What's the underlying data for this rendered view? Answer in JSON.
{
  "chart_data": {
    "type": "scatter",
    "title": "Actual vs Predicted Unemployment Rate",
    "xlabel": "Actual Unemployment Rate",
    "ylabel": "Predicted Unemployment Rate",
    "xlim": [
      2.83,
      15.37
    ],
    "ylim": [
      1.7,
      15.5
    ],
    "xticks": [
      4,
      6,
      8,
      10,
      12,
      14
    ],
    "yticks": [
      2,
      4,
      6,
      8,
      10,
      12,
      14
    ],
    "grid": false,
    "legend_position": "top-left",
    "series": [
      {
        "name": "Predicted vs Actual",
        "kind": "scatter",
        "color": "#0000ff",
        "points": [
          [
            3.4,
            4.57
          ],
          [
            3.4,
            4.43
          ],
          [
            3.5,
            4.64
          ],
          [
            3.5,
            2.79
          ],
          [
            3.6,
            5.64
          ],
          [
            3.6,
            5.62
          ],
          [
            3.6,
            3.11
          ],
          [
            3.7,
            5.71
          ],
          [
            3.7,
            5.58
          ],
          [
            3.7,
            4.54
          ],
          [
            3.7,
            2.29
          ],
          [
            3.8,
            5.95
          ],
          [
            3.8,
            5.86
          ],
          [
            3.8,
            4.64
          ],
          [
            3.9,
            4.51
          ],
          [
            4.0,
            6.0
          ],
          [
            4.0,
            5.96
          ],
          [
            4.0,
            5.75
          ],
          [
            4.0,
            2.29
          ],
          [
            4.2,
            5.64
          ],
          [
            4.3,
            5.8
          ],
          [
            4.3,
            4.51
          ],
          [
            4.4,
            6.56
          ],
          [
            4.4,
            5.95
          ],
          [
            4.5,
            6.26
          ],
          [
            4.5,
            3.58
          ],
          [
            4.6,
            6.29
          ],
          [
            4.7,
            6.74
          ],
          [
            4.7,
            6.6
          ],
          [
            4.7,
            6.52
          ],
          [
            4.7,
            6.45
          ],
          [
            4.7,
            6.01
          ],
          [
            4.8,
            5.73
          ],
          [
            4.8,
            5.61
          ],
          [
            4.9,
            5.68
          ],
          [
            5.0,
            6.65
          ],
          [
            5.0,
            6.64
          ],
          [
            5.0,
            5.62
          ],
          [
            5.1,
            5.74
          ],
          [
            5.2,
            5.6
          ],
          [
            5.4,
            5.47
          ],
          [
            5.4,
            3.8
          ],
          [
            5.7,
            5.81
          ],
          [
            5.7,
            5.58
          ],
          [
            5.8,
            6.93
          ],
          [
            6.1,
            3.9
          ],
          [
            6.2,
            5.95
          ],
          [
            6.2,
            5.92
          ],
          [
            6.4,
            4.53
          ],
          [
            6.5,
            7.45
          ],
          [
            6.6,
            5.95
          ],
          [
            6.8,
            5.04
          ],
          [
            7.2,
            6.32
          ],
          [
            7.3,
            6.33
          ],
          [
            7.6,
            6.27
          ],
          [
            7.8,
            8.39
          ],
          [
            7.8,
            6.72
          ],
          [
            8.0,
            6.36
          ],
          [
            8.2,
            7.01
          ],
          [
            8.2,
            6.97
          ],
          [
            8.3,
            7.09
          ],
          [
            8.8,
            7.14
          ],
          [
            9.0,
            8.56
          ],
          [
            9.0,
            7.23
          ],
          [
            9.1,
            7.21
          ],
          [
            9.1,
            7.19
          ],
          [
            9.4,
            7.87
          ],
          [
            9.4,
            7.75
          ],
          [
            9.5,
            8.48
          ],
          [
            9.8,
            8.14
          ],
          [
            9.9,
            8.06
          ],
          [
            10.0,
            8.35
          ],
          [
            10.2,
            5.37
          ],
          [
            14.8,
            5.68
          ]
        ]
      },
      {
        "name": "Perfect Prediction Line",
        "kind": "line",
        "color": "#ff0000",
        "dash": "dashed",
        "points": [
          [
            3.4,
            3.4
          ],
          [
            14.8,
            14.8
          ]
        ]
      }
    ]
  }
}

● ● ● ● ●

* JOB:
Check each line above for the string "Predicted", then copy the ones that have it.

* EXERCISE RESPONSE:
    "title": "Actual vs Predicted Unemployment Rate",
    "ylabel": "Predicted Unemployment Rate",
        "name": "Predicted vs Actual",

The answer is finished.